## Task objective
From the line that holds "Transcribe the text in this document." to the last line of the data, copy everything exactly; leave out all the rest.

## Data provided
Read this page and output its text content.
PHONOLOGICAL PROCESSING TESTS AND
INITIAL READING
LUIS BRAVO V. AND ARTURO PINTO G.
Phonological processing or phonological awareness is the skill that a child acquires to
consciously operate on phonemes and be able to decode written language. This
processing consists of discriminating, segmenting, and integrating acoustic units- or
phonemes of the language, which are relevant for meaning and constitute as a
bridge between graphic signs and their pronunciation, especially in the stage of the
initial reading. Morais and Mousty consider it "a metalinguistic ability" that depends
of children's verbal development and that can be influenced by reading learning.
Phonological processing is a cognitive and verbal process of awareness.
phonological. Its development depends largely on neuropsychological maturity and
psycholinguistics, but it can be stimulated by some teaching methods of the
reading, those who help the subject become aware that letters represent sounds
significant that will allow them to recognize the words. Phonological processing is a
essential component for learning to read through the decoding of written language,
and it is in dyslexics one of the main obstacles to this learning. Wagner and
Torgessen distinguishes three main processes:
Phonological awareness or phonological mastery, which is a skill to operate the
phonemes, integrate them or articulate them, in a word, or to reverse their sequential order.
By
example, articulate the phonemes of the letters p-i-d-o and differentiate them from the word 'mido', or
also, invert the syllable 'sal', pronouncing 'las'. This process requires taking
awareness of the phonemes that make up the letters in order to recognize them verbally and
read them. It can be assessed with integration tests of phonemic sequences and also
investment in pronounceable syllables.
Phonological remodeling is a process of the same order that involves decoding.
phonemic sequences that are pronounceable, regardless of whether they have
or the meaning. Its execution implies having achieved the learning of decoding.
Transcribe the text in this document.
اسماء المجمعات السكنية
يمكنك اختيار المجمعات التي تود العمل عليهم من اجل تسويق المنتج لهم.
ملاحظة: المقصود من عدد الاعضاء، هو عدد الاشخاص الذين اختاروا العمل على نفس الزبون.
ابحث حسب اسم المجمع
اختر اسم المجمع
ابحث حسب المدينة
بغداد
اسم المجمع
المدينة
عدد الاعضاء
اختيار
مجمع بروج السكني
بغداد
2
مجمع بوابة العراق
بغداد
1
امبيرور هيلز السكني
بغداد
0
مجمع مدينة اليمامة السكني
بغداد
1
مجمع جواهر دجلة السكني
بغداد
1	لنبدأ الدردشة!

## Response to the exercise
Transcribe the text in this document.
اسماء المجمعات السكنية
يمكنك اختيار المجمعات التي تود العمل عليهم من اجل تسويق المنتج لهم.
ملاحظة: المقصود من عدد الاعضاء، هو عدد الاشخاص الذين اختاروا العمل على نفس الزبون.
ابحث حسب اسم المجمع
اختر اسم المجمع
ابحث حسب المدينة
بغداد
اسم المجمع
المدينة
عدد الاعضاء
اختيار
مجمع بروج السكني
بغداد
2
مجمع بوابة العراق
بغداد
1
امبيرور هيلز السكني
بغداد
0
مجمع مدينة اليمامة السكني
بغداد
1
مجمع جواهر دجلة السكني
بغداد
1	لنبدأ الدردشة!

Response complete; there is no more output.